Task to carry out:
Give back the line where "Extract all readable text from this page." appears and all the lines after it until the listing ends, unchanged and with nothing else.
*** Rows ***
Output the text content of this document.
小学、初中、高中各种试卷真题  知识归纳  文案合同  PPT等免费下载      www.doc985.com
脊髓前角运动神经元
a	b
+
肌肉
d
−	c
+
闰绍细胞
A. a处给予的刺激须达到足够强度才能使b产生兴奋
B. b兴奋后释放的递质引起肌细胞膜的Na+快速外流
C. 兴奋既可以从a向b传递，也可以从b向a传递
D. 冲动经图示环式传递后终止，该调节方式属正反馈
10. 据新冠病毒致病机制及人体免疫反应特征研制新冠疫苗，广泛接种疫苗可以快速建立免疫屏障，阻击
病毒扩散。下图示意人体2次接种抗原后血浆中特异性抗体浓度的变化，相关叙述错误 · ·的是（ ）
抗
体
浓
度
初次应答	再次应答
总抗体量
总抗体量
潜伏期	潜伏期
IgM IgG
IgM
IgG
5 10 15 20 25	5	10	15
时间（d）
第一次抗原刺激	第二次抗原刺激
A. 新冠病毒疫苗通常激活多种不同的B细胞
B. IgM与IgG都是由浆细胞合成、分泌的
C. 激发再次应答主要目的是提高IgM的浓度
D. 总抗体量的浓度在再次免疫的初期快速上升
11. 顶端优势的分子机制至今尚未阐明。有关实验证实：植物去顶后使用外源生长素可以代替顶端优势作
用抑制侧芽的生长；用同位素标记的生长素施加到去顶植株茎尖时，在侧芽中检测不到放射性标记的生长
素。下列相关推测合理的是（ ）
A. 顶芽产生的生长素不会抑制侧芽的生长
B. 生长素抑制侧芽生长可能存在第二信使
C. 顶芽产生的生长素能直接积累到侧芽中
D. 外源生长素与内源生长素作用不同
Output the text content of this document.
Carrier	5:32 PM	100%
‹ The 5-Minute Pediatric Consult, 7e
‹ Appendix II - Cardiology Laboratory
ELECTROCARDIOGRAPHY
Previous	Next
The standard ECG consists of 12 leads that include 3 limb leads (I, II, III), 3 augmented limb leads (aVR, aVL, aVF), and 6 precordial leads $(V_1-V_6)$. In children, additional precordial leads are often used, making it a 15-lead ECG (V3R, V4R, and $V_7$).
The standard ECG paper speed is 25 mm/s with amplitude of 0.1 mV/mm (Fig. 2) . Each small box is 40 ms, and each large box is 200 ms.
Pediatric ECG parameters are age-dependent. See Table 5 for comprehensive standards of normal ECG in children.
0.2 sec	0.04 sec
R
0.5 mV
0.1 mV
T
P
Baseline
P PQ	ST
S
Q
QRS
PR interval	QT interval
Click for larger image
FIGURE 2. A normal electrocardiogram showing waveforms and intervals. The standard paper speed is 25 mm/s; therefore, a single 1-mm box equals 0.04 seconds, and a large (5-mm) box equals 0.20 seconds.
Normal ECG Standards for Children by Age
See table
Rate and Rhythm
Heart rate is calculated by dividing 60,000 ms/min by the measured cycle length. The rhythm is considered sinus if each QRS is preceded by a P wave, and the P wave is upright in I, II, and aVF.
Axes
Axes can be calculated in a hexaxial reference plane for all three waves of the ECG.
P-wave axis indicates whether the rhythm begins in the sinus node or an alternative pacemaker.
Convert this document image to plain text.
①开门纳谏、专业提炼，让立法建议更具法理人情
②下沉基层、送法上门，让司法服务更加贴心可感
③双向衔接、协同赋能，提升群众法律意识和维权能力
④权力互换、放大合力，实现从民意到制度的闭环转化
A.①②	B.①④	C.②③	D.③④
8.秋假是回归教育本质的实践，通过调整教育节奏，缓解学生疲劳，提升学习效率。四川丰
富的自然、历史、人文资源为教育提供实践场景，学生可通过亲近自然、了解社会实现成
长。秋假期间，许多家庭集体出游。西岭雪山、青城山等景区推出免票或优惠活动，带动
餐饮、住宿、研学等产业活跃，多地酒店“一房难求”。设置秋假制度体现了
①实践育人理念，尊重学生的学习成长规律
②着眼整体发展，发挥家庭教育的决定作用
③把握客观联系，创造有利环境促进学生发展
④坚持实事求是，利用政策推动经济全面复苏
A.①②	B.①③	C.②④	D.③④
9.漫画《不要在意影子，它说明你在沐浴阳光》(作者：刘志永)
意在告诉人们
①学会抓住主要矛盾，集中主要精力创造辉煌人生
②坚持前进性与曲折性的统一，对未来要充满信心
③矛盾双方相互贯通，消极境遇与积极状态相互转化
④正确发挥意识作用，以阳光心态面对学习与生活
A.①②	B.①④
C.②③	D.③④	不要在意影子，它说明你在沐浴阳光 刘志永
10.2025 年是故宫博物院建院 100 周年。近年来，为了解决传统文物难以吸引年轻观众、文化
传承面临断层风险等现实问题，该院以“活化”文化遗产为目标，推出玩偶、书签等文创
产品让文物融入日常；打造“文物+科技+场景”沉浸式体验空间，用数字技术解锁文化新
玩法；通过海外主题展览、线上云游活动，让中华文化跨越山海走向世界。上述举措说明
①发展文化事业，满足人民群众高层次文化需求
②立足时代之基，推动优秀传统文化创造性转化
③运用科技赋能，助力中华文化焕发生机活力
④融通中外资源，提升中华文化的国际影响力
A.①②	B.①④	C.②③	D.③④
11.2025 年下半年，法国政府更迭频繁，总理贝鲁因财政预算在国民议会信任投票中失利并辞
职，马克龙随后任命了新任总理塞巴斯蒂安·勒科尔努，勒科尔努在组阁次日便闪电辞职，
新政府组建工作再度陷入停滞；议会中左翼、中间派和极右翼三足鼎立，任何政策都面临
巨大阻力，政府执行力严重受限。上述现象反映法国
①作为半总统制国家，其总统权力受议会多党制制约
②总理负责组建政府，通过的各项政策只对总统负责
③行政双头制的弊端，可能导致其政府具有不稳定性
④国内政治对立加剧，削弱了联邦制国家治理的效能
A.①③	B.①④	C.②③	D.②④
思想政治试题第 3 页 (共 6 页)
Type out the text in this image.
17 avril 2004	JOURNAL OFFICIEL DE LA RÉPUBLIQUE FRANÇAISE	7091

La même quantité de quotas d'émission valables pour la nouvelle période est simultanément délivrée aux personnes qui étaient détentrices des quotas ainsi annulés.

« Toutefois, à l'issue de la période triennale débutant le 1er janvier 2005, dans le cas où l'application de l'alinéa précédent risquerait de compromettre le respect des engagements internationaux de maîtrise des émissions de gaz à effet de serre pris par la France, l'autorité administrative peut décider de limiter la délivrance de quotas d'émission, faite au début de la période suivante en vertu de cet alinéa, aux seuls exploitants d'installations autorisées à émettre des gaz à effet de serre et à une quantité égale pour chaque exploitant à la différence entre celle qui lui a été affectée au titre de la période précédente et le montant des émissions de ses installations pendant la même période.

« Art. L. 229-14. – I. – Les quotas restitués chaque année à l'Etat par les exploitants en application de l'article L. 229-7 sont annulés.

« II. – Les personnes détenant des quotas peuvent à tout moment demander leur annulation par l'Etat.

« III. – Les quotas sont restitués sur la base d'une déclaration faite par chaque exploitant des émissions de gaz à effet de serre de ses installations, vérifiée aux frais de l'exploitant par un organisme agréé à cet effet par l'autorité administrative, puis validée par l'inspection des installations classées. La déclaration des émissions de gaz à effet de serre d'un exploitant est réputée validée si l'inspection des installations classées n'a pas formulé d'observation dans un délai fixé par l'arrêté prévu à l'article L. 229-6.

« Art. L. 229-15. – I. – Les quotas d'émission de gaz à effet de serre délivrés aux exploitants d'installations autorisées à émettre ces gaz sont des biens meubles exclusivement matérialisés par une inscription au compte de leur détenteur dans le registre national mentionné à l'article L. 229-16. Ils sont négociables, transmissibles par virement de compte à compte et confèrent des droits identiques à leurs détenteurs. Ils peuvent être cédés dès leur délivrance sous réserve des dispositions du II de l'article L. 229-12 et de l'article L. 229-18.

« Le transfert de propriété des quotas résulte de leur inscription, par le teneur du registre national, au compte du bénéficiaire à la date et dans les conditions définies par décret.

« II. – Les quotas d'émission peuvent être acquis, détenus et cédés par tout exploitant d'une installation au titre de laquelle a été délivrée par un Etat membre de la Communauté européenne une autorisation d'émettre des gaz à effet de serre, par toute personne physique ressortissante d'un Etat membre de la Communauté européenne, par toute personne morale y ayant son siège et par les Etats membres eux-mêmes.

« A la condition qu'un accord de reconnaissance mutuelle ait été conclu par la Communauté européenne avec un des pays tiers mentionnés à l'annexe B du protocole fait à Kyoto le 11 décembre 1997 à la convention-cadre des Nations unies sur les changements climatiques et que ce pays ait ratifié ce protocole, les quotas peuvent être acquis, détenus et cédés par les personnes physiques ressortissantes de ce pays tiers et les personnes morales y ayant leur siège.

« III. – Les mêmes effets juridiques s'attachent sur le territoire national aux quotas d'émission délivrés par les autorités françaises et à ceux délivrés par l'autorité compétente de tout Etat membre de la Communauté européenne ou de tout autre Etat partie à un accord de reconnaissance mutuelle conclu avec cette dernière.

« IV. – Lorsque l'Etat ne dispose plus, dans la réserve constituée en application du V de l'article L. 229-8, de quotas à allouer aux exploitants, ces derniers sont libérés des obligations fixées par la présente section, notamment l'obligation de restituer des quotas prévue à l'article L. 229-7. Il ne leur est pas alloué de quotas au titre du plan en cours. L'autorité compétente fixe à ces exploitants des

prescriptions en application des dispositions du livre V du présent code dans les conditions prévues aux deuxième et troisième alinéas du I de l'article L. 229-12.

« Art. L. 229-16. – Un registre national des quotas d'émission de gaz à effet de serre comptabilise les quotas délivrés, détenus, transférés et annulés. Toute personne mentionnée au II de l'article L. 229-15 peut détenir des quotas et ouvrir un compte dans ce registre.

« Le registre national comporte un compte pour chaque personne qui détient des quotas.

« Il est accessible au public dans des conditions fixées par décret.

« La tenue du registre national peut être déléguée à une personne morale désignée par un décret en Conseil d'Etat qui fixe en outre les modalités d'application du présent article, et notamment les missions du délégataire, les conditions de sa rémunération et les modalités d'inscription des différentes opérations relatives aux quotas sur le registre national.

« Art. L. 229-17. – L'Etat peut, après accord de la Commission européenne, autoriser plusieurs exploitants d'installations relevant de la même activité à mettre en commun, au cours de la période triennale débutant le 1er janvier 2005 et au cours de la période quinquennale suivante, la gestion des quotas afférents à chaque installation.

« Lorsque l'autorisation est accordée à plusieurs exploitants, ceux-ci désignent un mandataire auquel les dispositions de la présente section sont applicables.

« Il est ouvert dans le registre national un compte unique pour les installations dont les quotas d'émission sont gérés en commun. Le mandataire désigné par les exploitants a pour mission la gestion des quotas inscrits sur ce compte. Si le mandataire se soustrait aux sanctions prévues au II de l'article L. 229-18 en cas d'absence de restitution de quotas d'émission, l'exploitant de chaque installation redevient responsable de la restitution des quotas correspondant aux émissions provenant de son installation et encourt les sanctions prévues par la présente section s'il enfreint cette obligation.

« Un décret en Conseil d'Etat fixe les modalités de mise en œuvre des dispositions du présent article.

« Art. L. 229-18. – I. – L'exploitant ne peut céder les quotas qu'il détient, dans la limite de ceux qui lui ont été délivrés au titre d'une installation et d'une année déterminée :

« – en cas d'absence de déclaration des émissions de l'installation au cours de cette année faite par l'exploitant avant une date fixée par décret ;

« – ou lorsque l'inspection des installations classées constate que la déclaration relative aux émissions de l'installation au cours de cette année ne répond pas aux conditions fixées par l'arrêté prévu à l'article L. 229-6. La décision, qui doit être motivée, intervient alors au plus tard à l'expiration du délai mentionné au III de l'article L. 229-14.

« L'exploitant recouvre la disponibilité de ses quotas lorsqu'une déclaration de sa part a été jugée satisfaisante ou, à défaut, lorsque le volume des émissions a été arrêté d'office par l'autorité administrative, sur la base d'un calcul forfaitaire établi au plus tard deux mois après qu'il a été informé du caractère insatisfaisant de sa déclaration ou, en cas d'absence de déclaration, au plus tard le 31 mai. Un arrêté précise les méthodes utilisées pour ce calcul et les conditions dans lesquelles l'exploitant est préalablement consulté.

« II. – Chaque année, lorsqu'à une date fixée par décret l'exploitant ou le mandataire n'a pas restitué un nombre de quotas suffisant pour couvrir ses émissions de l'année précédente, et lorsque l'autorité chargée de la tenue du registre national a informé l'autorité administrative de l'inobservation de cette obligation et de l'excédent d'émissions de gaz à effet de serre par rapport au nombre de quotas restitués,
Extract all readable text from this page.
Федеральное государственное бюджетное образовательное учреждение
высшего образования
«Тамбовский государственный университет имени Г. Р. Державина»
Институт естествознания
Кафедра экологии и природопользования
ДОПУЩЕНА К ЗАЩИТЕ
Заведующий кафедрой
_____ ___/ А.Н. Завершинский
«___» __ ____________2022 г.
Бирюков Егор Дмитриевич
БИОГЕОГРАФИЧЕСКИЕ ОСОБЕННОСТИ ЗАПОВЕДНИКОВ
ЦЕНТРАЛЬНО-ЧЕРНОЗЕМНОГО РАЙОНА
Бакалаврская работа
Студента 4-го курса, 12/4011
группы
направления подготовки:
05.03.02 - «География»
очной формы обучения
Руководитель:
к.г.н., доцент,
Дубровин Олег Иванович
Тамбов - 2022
***
Exercise answer:
Extract all readable text from this page.
Федеральное государственное бюджетное образовательное учреждение
высшего образования
«Тамбовский государственный университет имени Г. Р. Державина»
Институт естествознания
Кафедра экологии и природопользования
ДОПУЩЕНА К ЗАЩИТЕ
Заведующий кафедрой
_____ ___/ А.Н. Завершинский
«___» __ ____________2022 г.
Бирюков Егор Дмитриевич
БИОГЕОГРАФИЧЕСКИЕ ОСОБЕННОСТИ ЗАПОВЕДНИКОВ
ЦЕНТРАЛЬНО-ЧЕРНОЗЕМНОГО РАЙОНА
Бакалаврская работа
Студента 4-го курса, 12/4011
группы
направления подготовки:
05.03.02 - «География»
очной формы обучения
Руководитель:
к.г.н., доцент,
Дубровин Олег Иванович
Тамбов - 2022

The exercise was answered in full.